__TO DO__.
Each record is to be printed again precisely as it reads.

__STORED DATA__.
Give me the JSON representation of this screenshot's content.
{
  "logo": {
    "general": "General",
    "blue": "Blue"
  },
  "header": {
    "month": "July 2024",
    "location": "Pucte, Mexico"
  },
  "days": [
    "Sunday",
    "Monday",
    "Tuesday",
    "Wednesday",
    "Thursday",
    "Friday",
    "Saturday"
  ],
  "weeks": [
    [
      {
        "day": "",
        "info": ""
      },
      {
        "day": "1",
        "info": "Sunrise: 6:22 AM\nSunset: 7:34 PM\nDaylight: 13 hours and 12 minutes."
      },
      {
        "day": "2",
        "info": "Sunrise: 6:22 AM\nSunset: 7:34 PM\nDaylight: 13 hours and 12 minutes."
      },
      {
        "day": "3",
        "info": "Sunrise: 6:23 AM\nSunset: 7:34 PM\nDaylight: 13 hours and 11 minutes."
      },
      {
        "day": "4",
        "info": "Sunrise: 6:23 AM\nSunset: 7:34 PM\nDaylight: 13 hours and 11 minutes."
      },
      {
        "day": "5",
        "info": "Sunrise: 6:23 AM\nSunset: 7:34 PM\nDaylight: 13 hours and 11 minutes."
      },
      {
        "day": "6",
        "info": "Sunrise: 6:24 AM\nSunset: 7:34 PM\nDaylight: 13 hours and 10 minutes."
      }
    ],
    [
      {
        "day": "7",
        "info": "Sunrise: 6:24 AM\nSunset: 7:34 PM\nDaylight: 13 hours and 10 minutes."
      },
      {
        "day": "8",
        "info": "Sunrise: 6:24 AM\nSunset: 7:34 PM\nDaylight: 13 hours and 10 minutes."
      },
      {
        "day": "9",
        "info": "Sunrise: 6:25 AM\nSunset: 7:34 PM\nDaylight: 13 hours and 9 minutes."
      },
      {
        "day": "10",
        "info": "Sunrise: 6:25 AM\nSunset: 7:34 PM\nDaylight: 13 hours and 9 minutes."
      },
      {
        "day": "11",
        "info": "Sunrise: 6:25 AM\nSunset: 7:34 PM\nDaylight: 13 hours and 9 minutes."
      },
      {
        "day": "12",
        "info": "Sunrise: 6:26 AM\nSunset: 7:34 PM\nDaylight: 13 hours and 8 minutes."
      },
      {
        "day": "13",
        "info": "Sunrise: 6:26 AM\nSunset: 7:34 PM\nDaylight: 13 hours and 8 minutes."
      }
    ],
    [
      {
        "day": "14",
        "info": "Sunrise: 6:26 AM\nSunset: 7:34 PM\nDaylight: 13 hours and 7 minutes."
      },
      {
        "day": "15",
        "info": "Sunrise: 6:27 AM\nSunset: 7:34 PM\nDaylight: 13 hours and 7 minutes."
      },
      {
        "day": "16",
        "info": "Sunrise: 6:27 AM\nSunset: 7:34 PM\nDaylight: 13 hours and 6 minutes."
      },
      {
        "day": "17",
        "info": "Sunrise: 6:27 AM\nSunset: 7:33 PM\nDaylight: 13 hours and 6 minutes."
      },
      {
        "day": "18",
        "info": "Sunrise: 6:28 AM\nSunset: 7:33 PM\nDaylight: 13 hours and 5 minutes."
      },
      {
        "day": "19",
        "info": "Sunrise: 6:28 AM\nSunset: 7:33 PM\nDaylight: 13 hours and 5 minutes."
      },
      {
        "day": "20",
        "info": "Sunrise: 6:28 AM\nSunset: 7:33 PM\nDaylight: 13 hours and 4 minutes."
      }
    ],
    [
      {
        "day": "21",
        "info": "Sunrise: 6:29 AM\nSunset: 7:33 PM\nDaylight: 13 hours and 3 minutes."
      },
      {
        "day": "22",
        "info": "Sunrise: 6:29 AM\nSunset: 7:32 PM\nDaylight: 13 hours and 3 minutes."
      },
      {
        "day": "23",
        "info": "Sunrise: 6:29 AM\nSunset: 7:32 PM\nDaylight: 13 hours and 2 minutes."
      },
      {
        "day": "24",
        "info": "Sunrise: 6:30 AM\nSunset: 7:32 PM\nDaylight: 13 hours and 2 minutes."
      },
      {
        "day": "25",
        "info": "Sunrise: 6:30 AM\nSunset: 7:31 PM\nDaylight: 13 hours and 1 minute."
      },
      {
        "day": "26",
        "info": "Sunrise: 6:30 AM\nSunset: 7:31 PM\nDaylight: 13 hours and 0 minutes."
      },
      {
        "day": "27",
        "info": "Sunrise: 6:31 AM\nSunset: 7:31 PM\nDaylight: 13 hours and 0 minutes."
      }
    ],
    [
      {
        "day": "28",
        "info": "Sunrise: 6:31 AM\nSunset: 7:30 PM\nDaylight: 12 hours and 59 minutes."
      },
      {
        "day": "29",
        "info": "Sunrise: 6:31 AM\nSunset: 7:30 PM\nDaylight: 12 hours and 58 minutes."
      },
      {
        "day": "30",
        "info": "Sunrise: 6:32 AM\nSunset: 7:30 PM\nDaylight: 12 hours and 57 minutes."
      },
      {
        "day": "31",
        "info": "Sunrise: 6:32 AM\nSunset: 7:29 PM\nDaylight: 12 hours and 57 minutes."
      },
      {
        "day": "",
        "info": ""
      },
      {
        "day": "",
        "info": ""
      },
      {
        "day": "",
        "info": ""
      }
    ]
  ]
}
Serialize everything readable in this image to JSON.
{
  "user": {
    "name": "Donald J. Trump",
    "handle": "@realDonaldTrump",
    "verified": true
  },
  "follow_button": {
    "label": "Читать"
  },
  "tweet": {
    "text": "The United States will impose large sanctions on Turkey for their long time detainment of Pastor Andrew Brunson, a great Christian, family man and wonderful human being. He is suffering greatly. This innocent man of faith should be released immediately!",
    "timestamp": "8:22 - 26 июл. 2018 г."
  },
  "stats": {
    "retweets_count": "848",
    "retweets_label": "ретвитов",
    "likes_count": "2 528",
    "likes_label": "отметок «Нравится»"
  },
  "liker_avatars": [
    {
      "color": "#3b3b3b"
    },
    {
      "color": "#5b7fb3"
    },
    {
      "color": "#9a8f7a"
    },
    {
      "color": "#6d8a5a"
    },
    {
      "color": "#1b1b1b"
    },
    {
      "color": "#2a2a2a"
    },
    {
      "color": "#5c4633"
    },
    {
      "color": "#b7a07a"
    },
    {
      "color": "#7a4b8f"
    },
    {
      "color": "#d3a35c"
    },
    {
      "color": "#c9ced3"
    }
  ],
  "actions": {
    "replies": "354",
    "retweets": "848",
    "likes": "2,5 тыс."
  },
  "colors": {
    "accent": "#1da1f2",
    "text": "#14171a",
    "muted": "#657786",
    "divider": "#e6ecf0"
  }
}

__COMPLETE RESPONSE__.
Give me the JSON representation of this screenshot's content.
{
  "logo": {
    "general": "General",
    "blue": "Blue"
  },
  "header": {
    "month": "July 2024",
    "location": "Pucte, Mexico"
  },
  "days": [
    "Sunday",
    "Monday",
    "Tuesday",
    "Wednesday",
    "Thursday",
    "Friday",
    "Saturday"
  ],
  "weeks": [
    [
      {
        "day": "",
        "info": ""
      },
      {
        "day": "1",
        "info": "Sunrise: 6:22 AM\nSunset: 7:34 PM\nDaylight: 13 hours and 12 minutes."
      },
      {
        "day": "2",
        "info": "Sunrise: 6:22 AM\nSunset: 7:34 PM\nDaylight: 13 hours and 12 minutes."
      },
      {
        "day": "3",
        "info": "Sunrise: 6:23 AM\nSunset: 7:34 PM\nDaylight: 13 hours and 11 minutes."
      },
      {
        "day": "4",
        "info": "Sunrise: 6:23 AM\nSunset: 7:34 PM\nDaylight: 13 hours and 11 minutes."
      },
      {
        "day": "5",
        "info": "Sunrise: 6:23 AM\nSunset: 7:34 PM\nDaylight: 13 hours and 11 minutes."
      },
      {
        "day": "6",
        "info": "Sunrise: 6:24 AM\nSunset: 7:34 PM\nDaylight: 13 hours and 10 minutes."
      }
    ],
    [
      {
        "day": "7",
        "info": "Sunrise: 6:24 AM\nSunset: 7:34 PM\nDaylight: 13 hours and 10 minutes."
      },
      {
        "day": "8",
        "info": "Sunrise: 6:24 AM\nSunset: 7:34 PM\nDaylight: 13 hours and 10 minutes."
      },
      {
        "day": "9",
        "info": "Sunrise: 6:25 AM\nSunset: 7:34 PM\nDaylight: 13 hours and 9 minutes."
      },
      {
        "day": "10",
        "info": "Sunrise: 6:25 AM\nSunset: 7:34 PM\nDaylight: 13 hours and 9 minutes."
      },
      {
        "day": "11",
        "info": "Sunrise: 6:25 AM\nSunset: 7:34 PM\nDaylight: 13 hours and 9 minutes."
      },
      {
        "day": "12",
        "info": "Sunrise: 6:26 AM\nSunset: 7:34 PM\nDaylight: 13 hours and 8 minutes."
      },
      {
        "day": "13",
        "info": "Sunrise: 6:26 AM\nSunset: 7:34 PM\nDaylight: 13 hours and 8 minutes."
      }
    ],
    [
      {
        "day": "14",
        "info": "Sunrise: 6:26 AM\nSunset: 7:34 PM\nDaylight: 13 hours and 7 minutes."
      },
      {
        "day": "15",
        "info": "Sunrise: 6:27 AM\nSunset: 7:34 PM\nDaylight: 13 hours and 7 minutes."
      },
      {
        "day": "16",
        "info": "Sunrise: 6:27 AM\nSunset: 7:34 PM\nDaylight: 13 hours and 6 minutes."
      },
      {
        "day": "17",
        "info": "Sunrise: 6:27 AM\nSunset: 7:33 PM\nDaylight: 13 hours and 6 minutes."
      },
      {
        "day": "18",
        "info": "Sunrise: 6:28 AM\nSunset: 7:33 PM\nDaylight: 13 hours and 5 minutes."
      },
      {
        "day": "19",
        "info": "Sunrise: 6:28 AM\nSunset: 7:33 PM\nDaylight: 13 hours and 5 minutes."
      },
      {
        "day": "20",
        "info": "Sunrise: 6:28 AM\nSunset: 7:33 PM\nDaylight: 13 hours and 4 minutes."
      }
    ],
    [
      {
        "day": "21",
        "info": "Sunrise: 6:29 AM\nSunset: 7:33 PM\nDaylight: 13 hours and 3 minutes."
      },
      {
        "day": "22",
        "info": "Sunrise: 6:29 AM\nSunset: 7:32 PM\nDaylight: 13 hours and 3 minutes."
      },
      {
        "day": "23",
        "info": "Sunrise: 6:29 AM\nSunset: 7:32 PM\nDaylight: 13 hours and 2 minutes."
      },
      {
        "day": "24",
        "info": "Sunrise: 6:30 AM\nSunset: 7:32 PM\nDaylight: 13 hours and 2 minutes."
      },
      {
        "day": "25",
        "info": "Sunrise: 6:30 AM\nSunset: 7:31 PM\nDaylight: 13 hours and 1 minute."
      },
      {
        "day": "26",
        "info": "Sunrise: 6:30 AM\nSunset: 7:31 PM\nDaylight: 13 hours and 0 minutes."
      },
      {
        "day": "27",
        "info": "Sunrise: 6:31 AM\nSunset: 7:31 PM\nDaylight: 13 hours and 0 minutes."
      }
    ],
    [
      {
        "day": "28",
        "info": "Sunrise: 6:31 AM\nSunset: 7:30 PM\nDaylight: 12 hours and 59 minutes."
      },
      {
        "day": "29",
        "info": "Sunrise: 6:31 AM\nSunset: 7:30 PM\nDaylight: 12 hours and 58 minutes."
      },
      {
        "day": "30",
        "info": "Sunrise: 6:32 AM\nSunset: 7:30 PM\nDaylight: 12 hours and 57 minutes."
      },
      {
        "day": "31",
        "info": "Sunrise: 6:32 AM\nSunset: 7:29 PM\nDaylight: 12 hours and 57 minutes."
      },
      {
        "day": "",
        "info": ""
      },
      {
        "day": "",
        "info": ""
      },
      {
        "day": "",
        "info": ""
      }
    ]
  ]
}
Serialize everything readable in this image to JSON.
{
  "user": {
    "name": "Donald J. Trump",
    "handle": "@realDonaldTrump",
    "verified": true
  },
  "follow_button": {
    "label": "Читать"
  },
  "tweet": {
    "text": "The United States will impose large sanctions on Turkey for their long time detainment of Pastor Andrew Brunson, a great Christian, family man and wonderful human being. He is suffering greatly. This innocent man of faith should be released immediately!",
    "timestamp": "8:22 - 26 июл. 2018 г."
  },
  "stats": {
    "retweets_count": "848",
    "retweets_label": "ретвитов",
    "likes_count": "2 528",
    "likes_label": "отметок «Нравится»"
  },
  "liker_avatars": [
    {
      "color": "#3b3b3b"
    },
    {
      "color": "#5b7fb3"
    },
    {
      "color": "#9a8f7a"
    },
    {
      "color": "#6d8a5a"
    },
    {
      "color": "#1b1b1b"
    },
    {
      "color": "#2a2a2a"
    },
    {
      "color": "#5c4633"
    },
    {
      "color": "#b7a07a"
    },
    {
      "color": "#7a4b8f"
    },
    {
      "color": "#d3a35c"
    },
    {
      "color": "#c9ced3"
    }
  ],
  "actions": {
    "replies": "354",
    "retweets": "848",
    "likes": "2,5 тыс."
  },
  "colors": {
    "accent": "#1da1f2",
    "text": "#14171a",
    "muted": "#657786",
    "divider": "#e6ecf0"
  }
}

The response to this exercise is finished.